▶ _REQUIRED ACTIONS_
a. Say whether each statement below agrees with the voltage-drop problem. Answer yes or no for each, and quote the words of the problem that decide it.
(i) The lead wires have a resistance of 6 ohms.
(ii) The worked answer finds the bulb's resistance to be 60 ohms.
(iii) The heater is switched on in series with the bulb.
b. Transcribe the stretch of the voltage-drop problem from "The supply voltage" through "to the bulb ?", changing nothing.
c. Continue the worked answer to the voltage-drop problem from the point where the text stops.

▶ _TEXT BLOCK_
:::::

Question

The supply voltage to room is $120V$. The resistance of the lead wires is $6\Omega$. A $60W$ bulb is already switched on. What is the decrease of voltage across the bulb, when a $240W$ heater is switched on in parallel to the bulb ?

• A. $10.04\text{Volt}$
• B. $13.3\text{Volt}$
• C. $2.9\text{Volt}$
• D. zero $\text{Volt}$

Answer 1

The correct option is A $10.04\text{Volt}$

Let resistance of the bulb is $R.$
Power, $P=\frac{V^2}{R}\Rightarrow R=\frac{V^2}{P}$

Resistance of bulb:

$R=\frac{120\times 120}{60}=240\Omega$

$R_{eq}=240+6=246\Omega$

$V_1=\frac{240}{246}\times 120=117.073\text{Volt}$

Resistance of heater = $\frac{V^2}{P}$

$\frac{120\times 120}{240}=60\Omega$

As bulb and heater are connected in parallel.

:::::

▶ _LISTED RECORDS_

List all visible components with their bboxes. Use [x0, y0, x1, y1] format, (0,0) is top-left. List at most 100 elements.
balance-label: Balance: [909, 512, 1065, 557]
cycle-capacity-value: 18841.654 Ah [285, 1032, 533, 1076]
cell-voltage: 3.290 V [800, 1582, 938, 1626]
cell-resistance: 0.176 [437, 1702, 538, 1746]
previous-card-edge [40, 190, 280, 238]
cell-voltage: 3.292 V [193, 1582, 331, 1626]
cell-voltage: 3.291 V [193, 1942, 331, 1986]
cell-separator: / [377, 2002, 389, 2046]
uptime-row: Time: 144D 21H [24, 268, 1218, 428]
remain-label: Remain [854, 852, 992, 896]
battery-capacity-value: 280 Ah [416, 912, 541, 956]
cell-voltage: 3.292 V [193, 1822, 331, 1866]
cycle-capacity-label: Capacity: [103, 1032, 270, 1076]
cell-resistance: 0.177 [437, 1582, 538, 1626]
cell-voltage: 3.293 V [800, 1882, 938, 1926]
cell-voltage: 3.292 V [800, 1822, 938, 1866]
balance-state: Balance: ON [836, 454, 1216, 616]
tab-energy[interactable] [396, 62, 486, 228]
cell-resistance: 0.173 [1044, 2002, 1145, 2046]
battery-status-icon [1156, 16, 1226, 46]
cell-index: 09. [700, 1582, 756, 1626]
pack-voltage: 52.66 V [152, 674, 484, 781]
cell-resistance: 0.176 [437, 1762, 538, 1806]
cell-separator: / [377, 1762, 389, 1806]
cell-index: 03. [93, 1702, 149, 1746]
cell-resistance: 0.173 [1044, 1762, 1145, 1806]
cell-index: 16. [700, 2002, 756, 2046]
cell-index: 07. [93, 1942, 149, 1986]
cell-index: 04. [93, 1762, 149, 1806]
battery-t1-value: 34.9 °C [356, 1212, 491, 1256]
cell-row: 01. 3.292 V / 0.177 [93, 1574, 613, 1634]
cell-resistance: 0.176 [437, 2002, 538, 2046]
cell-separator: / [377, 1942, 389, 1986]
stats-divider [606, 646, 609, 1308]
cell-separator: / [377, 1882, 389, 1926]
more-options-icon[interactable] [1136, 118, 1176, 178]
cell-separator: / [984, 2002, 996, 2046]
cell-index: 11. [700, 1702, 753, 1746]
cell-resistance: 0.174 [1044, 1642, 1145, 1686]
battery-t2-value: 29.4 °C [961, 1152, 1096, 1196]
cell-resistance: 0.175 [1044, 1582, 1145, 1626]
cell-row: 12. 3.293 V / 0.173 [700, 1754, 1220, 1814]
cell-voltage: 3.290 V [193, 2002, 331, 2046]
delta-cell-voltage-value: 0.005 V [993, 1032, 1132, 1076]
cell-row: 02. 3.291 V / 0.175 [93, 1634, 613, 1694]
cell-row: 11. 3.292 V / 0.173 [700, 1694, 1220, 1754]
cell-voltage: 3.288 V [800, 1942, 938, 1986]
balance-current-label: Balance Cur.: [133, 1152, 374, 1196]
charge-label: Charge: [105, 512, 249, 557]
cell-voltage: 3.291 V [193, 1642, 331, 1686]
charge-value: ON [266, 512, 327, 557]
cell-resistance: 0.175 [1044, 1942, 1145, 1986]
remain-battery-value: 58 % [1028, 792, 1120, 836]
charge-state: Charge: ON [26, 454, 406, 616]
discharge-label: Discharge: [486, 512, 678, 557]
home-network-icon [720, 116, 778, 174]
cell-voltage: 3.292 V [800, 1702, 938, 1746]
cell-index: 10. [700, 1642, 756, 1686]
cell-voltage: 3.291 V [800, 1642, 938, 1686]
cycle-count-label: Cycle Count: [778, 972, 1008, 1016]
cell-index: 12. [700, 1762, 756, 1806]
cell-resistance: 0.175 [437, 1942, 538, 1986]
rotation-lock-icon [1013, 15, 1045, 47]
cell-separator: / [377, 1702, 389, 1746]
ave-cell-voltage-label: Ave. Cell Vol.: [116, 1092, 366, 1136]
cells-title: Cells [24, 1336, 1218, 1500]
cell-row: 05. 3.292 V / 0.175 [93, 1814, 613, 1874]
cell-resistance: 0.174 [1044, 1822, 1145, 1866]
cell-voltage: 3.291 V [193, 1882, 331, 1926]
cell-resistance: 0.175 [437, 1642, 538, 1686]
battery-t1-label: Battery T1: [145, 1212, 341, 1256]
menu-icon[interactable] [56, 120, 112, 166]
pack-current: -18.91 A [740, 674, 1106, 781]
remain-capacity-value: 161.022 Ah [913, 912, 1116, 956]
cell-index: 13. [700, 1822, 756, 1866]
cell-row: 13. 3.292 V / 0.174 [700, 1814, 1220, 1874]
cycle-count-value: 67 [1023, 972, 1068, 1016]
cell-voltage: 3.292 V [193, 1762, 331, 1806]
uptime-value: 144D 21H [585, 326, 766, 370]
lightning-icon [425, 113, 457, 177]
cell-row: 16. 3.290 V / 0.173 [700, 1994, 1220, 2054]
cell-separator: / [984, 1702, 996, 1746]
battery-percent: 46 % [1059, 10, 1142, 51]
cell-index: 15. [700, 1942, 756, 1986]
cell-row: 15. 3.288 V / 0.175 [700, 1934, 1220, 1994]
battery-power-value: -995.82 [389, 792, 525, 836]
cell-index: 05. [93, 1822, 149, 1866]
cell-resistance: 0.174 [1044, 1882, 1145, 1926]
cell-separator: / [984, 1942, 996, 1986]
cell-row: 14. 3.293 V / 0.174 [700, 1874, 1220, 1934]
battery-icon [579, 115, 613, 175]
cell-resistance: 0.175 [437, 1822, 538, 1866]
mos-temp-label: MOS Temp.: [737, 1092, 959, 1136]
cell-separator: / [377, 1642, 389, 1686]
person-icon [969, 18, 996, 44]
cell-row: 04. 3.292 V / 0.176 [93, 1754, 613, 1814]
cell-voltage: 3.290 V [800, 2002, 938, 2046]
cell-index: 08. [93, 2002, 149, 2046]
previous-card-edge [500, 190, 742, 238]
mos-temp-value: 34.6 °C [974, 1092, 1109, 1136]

:::::

▶ _ANSWERS FOR THE EXERCISE_
a.
(i) Yes: "The resistance of the lead wires is $6\Omega$."
(ii) No: "$R=\frac{120\times 120}{60}=240\Omega$"
(iii) No: "switched on in parallel to the bulb"

b.
The supply voltage to room is $120V$. The resistance of the lead wires is $6\Omega$. A $60W$ bulb is already switched on. What is the decrease of voltage across the bulb, when a $240W$ heater is switched on in parallel to the bulb ?

c.
Net resistance = $\frac{240\times 60}{300}=48\Omega$

Total resistance, $R_2=48+6=54\Omega$

and total current, $I_2=\frac{V}{R_2}=\frac{120}{54}$

Potential across heater = Potential across bulb

$V_2=\frac{120}{54}\times 48=106.66\text{Volt}$

So, $V_1-V_2=117.073-106.66=10.04\text{Volt}$

Hence, option $\left(D\right)$ is correct.